**Requirements:**
Please reproduce every record, keeping each one exactly as written.

*** Rows

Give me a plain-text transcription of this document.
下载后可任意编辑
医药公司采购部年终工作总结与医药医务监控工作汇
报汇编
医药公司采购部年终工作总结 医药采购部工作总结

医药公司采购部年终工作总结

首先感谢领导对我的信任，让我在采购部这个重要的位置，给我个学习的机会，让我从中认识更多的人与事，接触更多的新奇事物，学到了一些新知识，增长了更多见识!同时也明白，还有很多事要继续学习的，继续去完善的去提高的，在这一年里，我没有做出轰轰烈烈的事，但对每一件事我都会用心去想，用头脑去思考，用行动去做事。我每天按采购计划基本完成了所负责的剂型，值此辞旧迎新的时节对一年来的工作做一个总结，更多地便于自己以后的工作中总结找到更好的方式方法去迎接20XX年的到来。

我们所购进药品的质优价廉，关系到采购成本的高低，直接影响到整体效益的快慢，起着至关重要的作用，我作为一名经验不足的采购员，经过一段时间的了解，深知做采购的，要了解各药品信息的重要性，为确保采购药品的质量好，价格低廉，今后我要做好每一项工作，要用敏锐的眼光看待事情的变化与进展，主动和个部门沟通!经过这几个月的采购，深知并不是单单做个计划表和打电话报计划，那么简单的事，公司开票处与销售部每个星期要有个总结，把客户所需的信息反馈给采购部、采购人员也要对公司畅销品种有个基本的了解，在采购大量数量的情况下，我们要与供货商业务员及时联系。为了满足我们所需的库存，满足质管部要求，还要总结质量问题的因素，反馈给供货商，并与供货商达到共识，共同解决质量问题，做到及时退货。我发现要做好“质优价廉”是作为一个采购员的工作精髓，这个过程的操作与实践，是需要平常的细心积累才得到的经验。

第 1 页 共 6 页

******

**Task response:**
Give me a plain-text transcription of this document.
下载后可任意编辑
医药公司采购部年终工作总结与医药医务监控工作汇
报汇编
医药公司采购部年终工作总结 医药采购部工作总结

医药公司采购部年终工作总结

首先感谢领导对我的信任，让我在采购部这个重要的位置，给我个学习的机会，让我从中认识更多的人与事，接触更多的新奇事物，学到了一些新知识，增长了更多见识!同时也明白，还有很多事要继续学习的，继续去完善的去提高的，在这一年里，我没有做出轰轰烈烈的事，但对每一件事我都会用心去想，用头脑去思考，用行动去做事。我每天按采购计划基本完成了所负责的剂型，值此辞旧迎新的时节对一年来的工作做一个总结，更多地便于自己以后的工作中总结找到更好的方式方法去迎接20XX年的到来。

我们所购进药品的质优价廉，关系到采购成本的高低，直接影响到整体效益的快慢，起着至关重要的作用，我作为一名经验不足的采购员，经过一段时间的了解，深知做采购的，要了解各药品信息的重要性，为确保采购药品的质量好，价格低廉，今后我要做好每一项工作，要用敏锐的眼光看待事情的变化与进展，主动和个部门沟通!经过这几个月的采购，深知并不是单单做个计划表和打电话报计划，那么简单的事，公司开票处与销售部每个星期要有个总结，把客户所需的信息反馈给采购部、采购人员也要对公司畅销品种有个基本的了解，在采购大量数量的情况下，我们要与供货商业务员及时联系。为了满足我们所需的库存，满足质管部要求，还要总结质量问题的因素，反馈给供货商，并与供货商达到共识，共同解决质量问题，做到及时退货。我发现要做好“质优价廉”是作为一个采购员的工作精髓，这个过程的操作与实践，是需要平常的细心积累才得到的经验。

第 1 页 共 6 页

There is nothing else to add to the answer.